* [Written request] Below is a listing to write out in full, exactly as given, without its pictures.

* [Task material]
•••
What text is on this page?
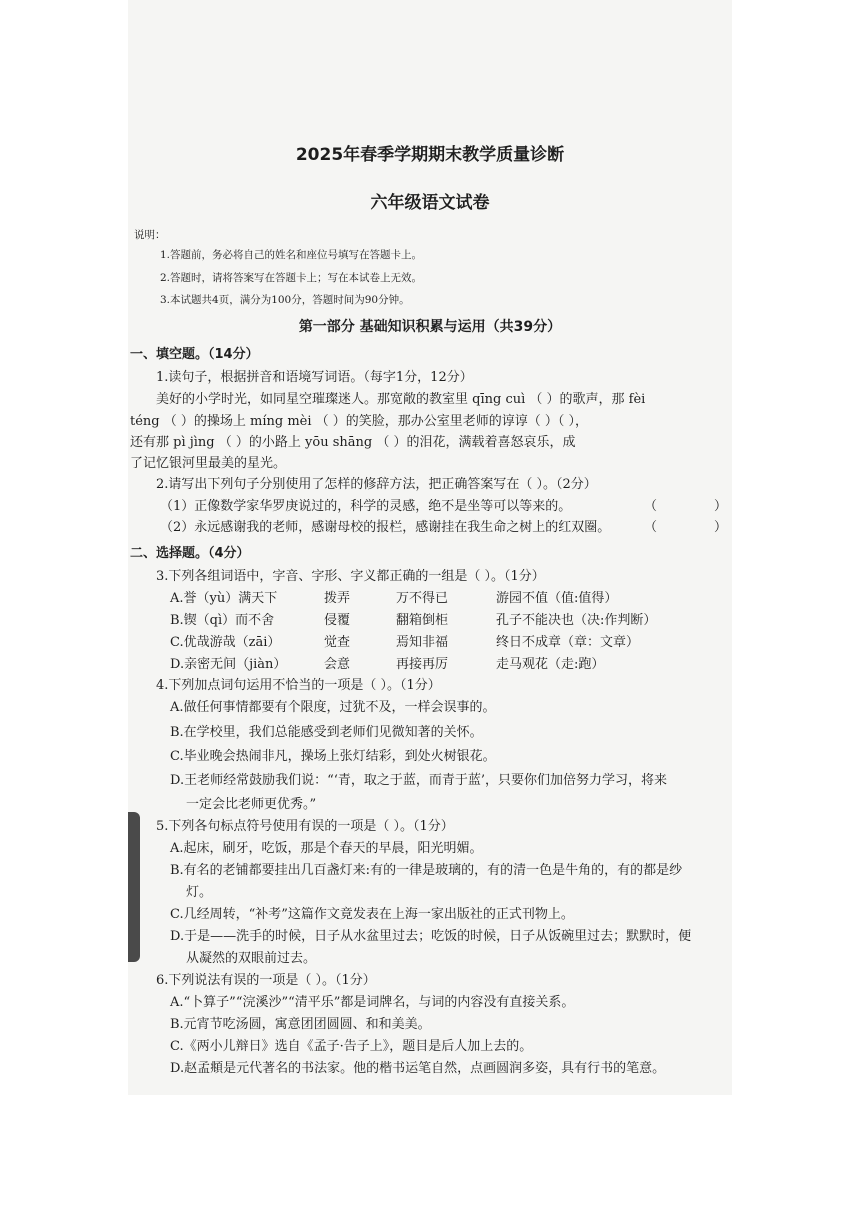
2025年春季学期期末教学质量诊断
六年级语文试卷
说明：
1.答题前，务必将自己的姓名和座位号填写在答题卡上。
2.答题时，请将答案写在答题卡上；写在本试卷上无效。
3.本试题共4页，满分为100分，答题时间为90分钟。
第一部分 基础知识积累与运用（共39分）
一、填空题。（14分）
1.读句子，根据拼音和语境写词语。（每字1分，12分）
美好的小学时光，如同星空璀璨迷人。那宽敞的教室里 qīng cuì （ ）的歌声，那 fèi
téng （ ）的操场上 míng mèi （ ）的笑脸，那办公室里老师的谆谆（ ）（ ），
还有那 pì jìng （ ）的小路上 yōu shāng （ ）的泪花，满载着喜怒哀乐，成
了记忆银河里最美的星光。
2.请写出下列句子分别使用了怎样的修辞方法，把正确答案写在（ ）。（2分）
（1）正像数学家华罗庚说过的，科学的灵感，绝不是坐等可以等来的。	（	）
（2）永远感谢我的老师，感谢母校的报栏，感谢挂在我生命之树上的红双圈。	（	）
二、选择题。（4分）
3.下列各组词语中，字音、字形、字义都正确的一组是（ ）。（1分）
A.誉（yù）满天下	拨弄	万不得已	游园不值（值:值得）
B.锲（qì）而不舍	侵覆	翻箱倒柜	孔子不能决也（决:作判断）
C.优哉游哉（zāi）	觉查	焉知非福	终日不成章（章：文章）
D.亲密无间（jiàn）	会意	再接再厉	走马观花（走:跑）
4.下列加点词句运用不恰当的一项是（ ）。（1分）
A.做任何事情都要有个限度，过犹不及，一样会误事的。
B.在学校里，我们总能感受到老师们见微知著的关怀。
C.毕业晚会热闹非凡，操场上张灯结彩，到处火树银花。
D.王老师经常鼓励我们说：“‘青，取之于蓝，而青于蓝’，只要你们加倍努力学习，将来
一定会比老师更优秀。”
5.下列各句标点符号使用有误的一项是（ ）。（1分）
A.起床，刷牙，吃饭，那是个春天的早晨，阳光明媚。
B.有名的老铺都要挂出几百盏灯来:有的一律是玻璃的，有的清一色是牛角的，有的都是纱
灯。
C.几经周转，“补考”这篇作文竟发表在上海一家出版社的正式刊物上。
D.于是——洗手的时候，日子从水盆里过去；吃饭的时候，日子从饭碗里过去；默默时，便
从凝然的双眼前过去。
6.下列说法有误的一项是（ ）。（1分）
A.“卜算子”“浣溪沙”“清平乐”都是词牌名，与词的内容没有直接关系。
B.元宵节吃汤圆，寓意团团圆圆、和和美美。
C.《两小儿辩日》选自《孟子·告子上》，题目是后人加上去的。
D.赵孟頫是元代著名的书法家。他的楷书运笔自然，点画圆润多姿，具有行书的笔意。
•••
* [Full response]
What text is on this page?
2025年春季学期期末教学质量诊断
六年级语文试卷
说明：
1.答题前，务必将自己的姓名和座位号填写在答题卡上。
2.答题时，请将答案写在答题卡上；写在本试卷上无效。
3.本试题共4页，满分为100分，答题时间为90分钟。
第一部分 基础知识积累与运用（共39分）
一、填空题。（14分）
1.读句子，根据拼音和语境写词语。（每字1分，12分）
美好的小学时光，如同星空璀璨迷人。那宽敞的教室里 qīng cuì （ ）的歌声，那 fèi
téng （ ）的操场上 míng mèi （ ）的笑脸，那办公室里老师的谆谆（ ）（ ），
还有那 pì jìng （ ）的小路上 yōu shāng （ ）的泪花，满载着喜怒哀乐，成
了记忆银河里最美的星光。
2.请写出下列句子分别使用了怎样的修辞方法，把正确答案写在（ ）。（2分）
（1）正像数学家华罗庚说过的，科学的灵感，绝不是坐等可以等来的。	（	）
（2）永远感谢我的老师，感谢母校的报栏，感谢挂在我生命之树上的红双圈。	（	）
二、选择题。（4分）
3.下列各组词语中，字音、字形、字义都正确的一组是（ ）。（1分）
A.誉（yù）满天下	拨弄	万不得已	游园不值（值:值得）
B.锲（qì）而不舍	侵覆	翻箱倒柜	孔子不能决也（决:作判断）
C.优哉游哉（zāi）	觉查	焉知非福	终日不成章（章：文章）
D.亲密无间（jiàn）	会意	再接再厉	走马观花（走:跑）
4.下列加点词句运用不恰当的一项是（ ）。（1分）
A.做任何事情都要有个限度，过犹不及，一样会误事的。
B.在学校里，我们总能感受到老师们见微知著的关怀。
C.毕业晚会热闹非凡，操场上张灯结彩，到处火树银花。
D.王老师经常鼓励我们说：“‘青，取之于蓝，而青于蓝’，只要你们加倍努力学习，将来
一定会比老师更优秀。”
5.下列各句标点符号使用有误的一项是（ ）。（1分）
A.起床，刷牙，吃饭，那是个春天的早晨，阳光明媚。
B.有名的老铺都要挂出几百盏灯来:有的一律是玻璃的，有的清一色是牛角的，有的都是纱
灯。
C.几经周转，“补考”这篇作文竟发表在上海一家出版社的正式刊物上。
D.于是——洗手的时候，日子从水盆里过去；吃饭的时候，日子从饭碗里过去；默默时，便
从凝然的双眼前过去。
6.下列说法有误的一项是（ ）。（1分）
A.“卜算子”“浣溪沙”“清平乐”都是词牌名，与词的内容没有直接关系。
B.元宵节吃汤圆，寓意团团圆圆、和和美美。
C.《两小儿辩日》选自《孟子·告子上》，题目是后人加上去的。
D.赵孟頫是元代著名的书法家。他的楷书运笔自然，点画圆润多姿，具有行书的笔意。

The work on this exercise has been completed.